(Entries from a dataset)
★ ★ ★ ★ ★ ★ ★
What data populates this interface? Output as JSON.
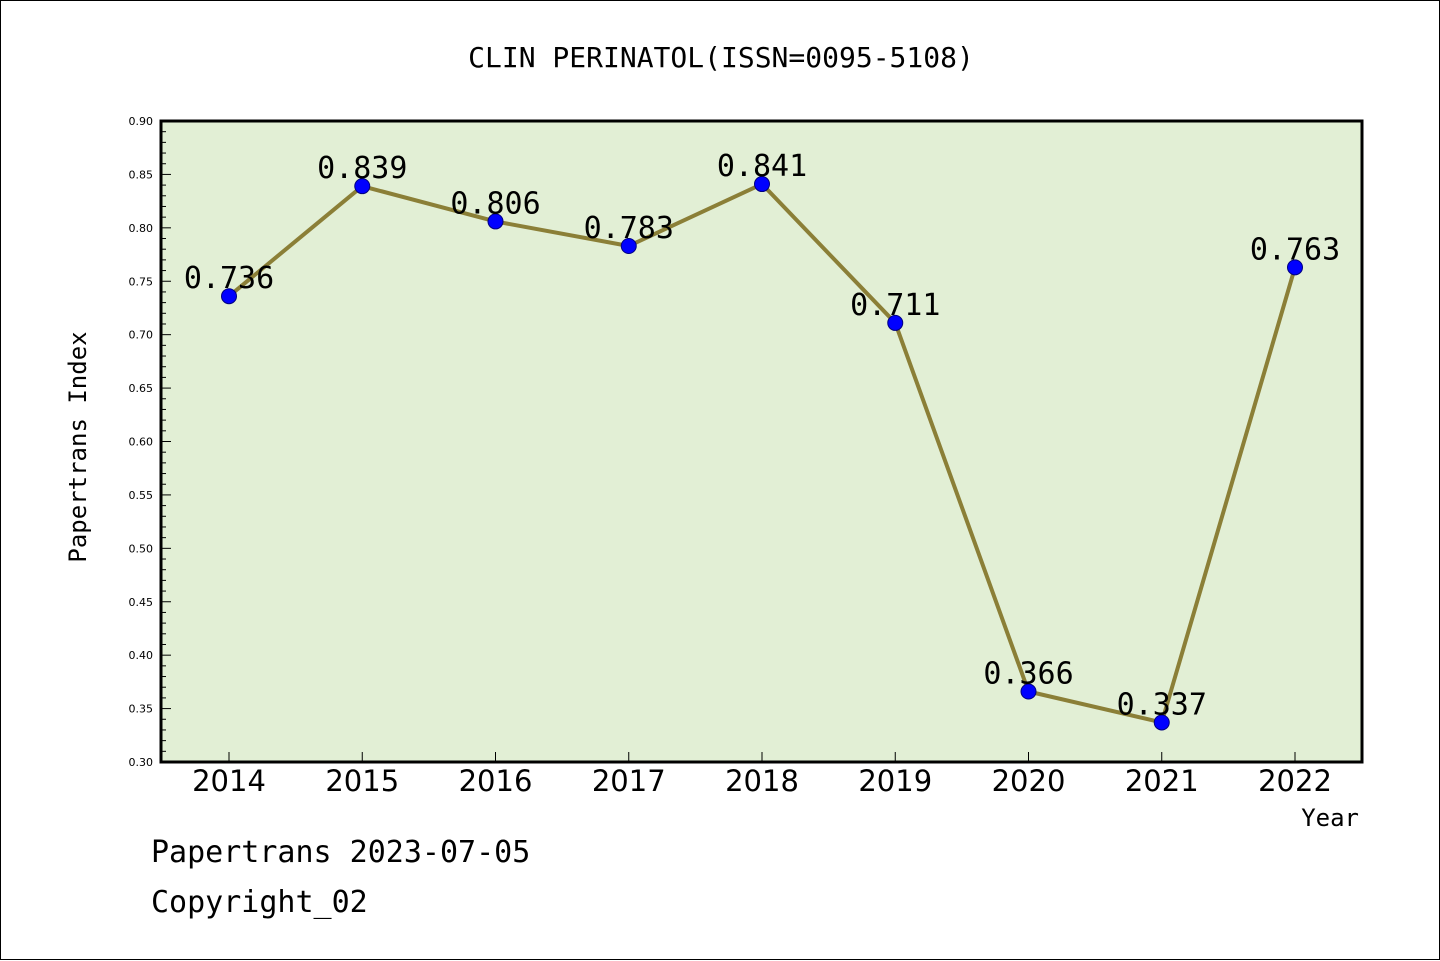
{
  "chart_data": {
    "type": "line",
    "title": "CLIN PERINATOL(ISSN=0095-5108)",
    "xlabel": "Year",
    "ylabel": "Papertrans Index",
    "categories": [
      "2014",
      "2015",
      "2016",
      "2017",
      "2018",
      "2019",
      "2020",
      "2021",
      "2022"
    ],
    "values": [
      0.736,
      0.839,
      0.806,
      0.783,
      0.841,
      0.711,
      0.366,
      0.337,
      0.763
    ],
    "data_labels": [
      "0.736",
      "0.839",
      "0.806",
      "0.783",
      "0.841",
      "0.711",
      "0.366",
      "0.337",
      "0.763"
    ],
    "ylim": [
      0.3,
      0.9
    ],
    "y_ticks": [
      "0.30",
      "0.35",
      "0.40",
      "0.45",
      "0.50",
      "0.55",
      "0.60",
      "0.65",
      "0.70",
      "0.75",
      "0.80",
      "0.85",
      "0.90"
    ],
    "grid": false,
    "colors": {
      "plot_background": "#e2efd5",
      "line": "#8b7f37",
      "marker": "#0000ff"
    }
  },
  "footer": {
    "date_line": "Papertrans 2023-07-05",
    "copyright": "Copyright_02"
  }
}
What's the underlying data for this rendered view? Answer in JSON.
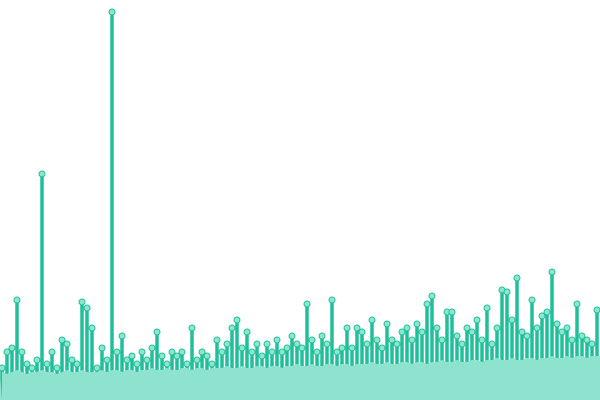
{
  "chart_data": {
    "type": "lollipop",
    "values": [
      8,
      12,
      13,
      25,
      12,
      9,
      8,
      10,
      56.5,
      9,
      12,
      8,
      15,
      14,
      10,
      9,
      24.5,
      23,
      18,
      8,
      13,
      10,
      97,
      12,
      16,
      10,
      11,
      9,
      12,
      10,
      13,
      17,
      11,
      9,
      12,
      11,
      12,
      9,
      18,
      10,
      12,
      11,
      9,
      15,
      12,
      14,
      18,
      20,
      13,
      17,
      12,
      14,
      11,
      14,
      12,
      15,
      12,
      13,
      16,
      14,
      13,
      24,
      15,
      12,
      16,
      14,
      25,
      12,
      13,
      18,
      13,
      18,
      17,
      14,
      20,
      15,
      13,
      19,
      15,
      14,
      17,
      18,
      15,
      19,
      17,
      24,
      26,
      18,
      15,
      22,
      22,
      16,
      14,
      18,
      17,
      20,
      15,
      23,
      14,
      18,
      27.5,
      27,
      20,
      30.5,
      17,
      16,
      25,
      18,
      21,
      22,
      32,
      19,
      17,
      18,
      15,
      24,
      16,
      15,
      14,
      22.5
    ],
    "area_values": [
      7,
      6.5,
      7,
      7.5,
      7,
      6.5,
      7,
      7,
      7.5,
      7,
      7,
      6.5,
      7,
      7.5,
      7,
      7,
      7.5,
      7,
      7,
      7,
      7.5,
      7,
      7.5,
      7.5,
      7,
      7.5,
      7.5,
      7,
      7.5,
      7.5,
      8,
      7.5,
      7.5,
      8,
      7.5,
      7.5,
      8,
      8,
      7.5,
      8,
      8,
      7.5,
      8,
      8,
      8,
      8.5,
      8,
      8,
      8.5,
      8,
      8,
      8.5,
      8.5,
      8,
      8.5,
      8.5,
      8,
      8.5,
      8.5,
      9,
      8.5,
      8.5,
      9,
      8.5,
      8.5,
      9,
      9,
      8.5,
      9,
      9,
      8.5,
      9,
      9,
      9,
      9.5,
      9,
      9,
      9.5,
      9,
      9,
      9.5,
      9.5,
      9,
      9.5,
      9.5,
      9,
      9.5,
      9.5,
      10,
      9.5,
      9.5,
      10,
      9.5,
      9.5,
      10,
      10,
      9.5,
      10,
      10,
      10.5,
      10,
      10,
      10.5,
      10,
      10,
      10.5,
      10.5,
      10,
      10.5,
      10.5,
      11,
      10.5,
      10.5,
      11,
      10.5,
      11,
      11,
      10.5,
      11,
      11
    ],
    "ylim": [
      0,
      100
    ],
    "color": "#1fbf99",
    "marker_color": "#8ee6cf",
    "area_color": "#8ee3cf"
  }
}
★ ★ ★ ★ ★ ★ ★
Output every entry verbatim. Pictures do not belong in the copy.

**Response to the task:**
What data populates this interface? Output as JSON.
{
  "chart_data": {
    "type": "line",
    "title": "CLIN PERINATOL(ISSN=0095-5108)",
    "xlabel": "Year",
    "ylabel": "Papertrans Index",
    "categories": [
      "2014",
      "2015",
      "2016",
      "2017",
      "2018",
      "2019",
      "2020",
      "2021",
      "2022"
    ],
    "values": [
      0.736,
      0.839,
      0.806,
      0.783,
      0.841,
      0.711,
      0.366,
      0.337,
      0.763
    ],
    "data_labels": [
      "0.736",
      "0.839",
      "0.806",
      "0.783",
      "0.841",
      "0.711",
      "0.366",
      "0.337",
      "0.763"
    ],
    "ylim": [
      0.3,
      0.9
    ],
    "y_ticks": [
      "0.30",
      "0.35",
      "0.40",
      "0.45",
      "0.50",
      "0.55",
      "0.60",
      "0.65",
      "0.70",
      "0.75",
      "0.80",
      "0.85",
      "0.90"
    ],
    "grid": false,
    "colors": {
      "plot_background": "#e2efd5",
      "line": "#8b7f37",
      "marker": "#0000ff"
    }
  },
  "footer": {
    "date_line": "Papertrans 2023-07-05",
    "copyright": "Copyright_02"
  }
}
What's the underlying data for this rendered view? Answer in JSON.
{
  "chart_data": {
    "type": "lollipop",
    "values": [
      8,
      12,
      13,
      25,
      12,
      9,
      8,
      10,
      56.5,
      9,
      12,
      8,
      15,
      14,
      10,
      9,
      24.5,
      23,
      18,
      8,
      13,
      10,
      97,
      12,
      16,
      10,
      11,
      9,
      12,
      10,
      13,
      17,
      11,
      9,
      12,
      11,
      12,
      9,
      18,
      10,
      12,
      11,
      9,
      15,
      12,
      14,
      18,
      20,
      13,
      17,
      12,
      14,
      11,
      14,
      12,
      15,
      12,
      13,
      16,
      14,
      13,
      24,
      15,
      12,
      16,
      14,
      25,
      12,
      13,
      18,
      13,
      18,
      17,
      14,
      20,
      15,
      13,
      19,
      15,
      14,
      17,
      18,
      15,
      19,
      17,
      24,
      26,
      18,
      15,
      22,
      22,
      16,
      14,
      18,
      17,
      20,
      15,
      23,
      14,
      18,
      27.5,
      27,
      20,
      30.5,
      17,
      16,
      25,
      18,
      21,
      22,
      32,
      19,
      17,
      18,
      15,
      24,
      16,
      15,
      14,
      22.5
    ],
    "area_values": [
      7,
      6.5,
      7,
      7.5,
      7,
      6.5,
      7,
      7,
      7.5,
      7,
      7,
      6.5,
      7,
      7.5,
      7,
      7,
      7.5,
      7,
      7,
      7,
      7.5,
      7,
      7.5,
      7.5,
      7,
      7.5,
      7.5,
      7,
      7.5,
      7.5,
      8,
      7.5,
      7.5,
      8,
      7.5,
      7.5,
      8,
      8,
      7.5,
      8,
      8,
      7.5,
      8,
      8,
      8,
      8.5,
      8,
      8,
      8.5,
      8,
      8,
      8.5,
      8.5,
      8,
      8.5,
      8.5,
      8,
      8.5,
      8.5,
      9,
      8.5,
      8.5,
      9,
      8.5,
      8.5,
      9,
      9,
      8.5,
      9,
      9,
      8.5,
      9,
      9,
      9,
      9.5,
      9,
      9,
      9.5,
      9,
      9,
      9.5,
      9.5,
      9,
      9.5,
      9.5,
      9,
      9.5,
      9.5,
      10,
      9.5,
      9.5,
      10,
      9.5,
      9.5,
      10,
      10,
      9.5,
      10,
      10,
      10.5,
      10,
      10,
      10.5,
      10,
      10,
      10.5,
      10.5,
      10,
      10.5,
      10.5,
      11,
      10.5,
      10.5,
      11,
      10.5,
      11,
      11,
      10.5,
      11,
      11
    ],
    "ylim": [
      0,
      100
    ],
    "color": "#1fbf99",
    "marker_color": "#8ee6cf",
    "area_color": "#8ee3cf"
  }
}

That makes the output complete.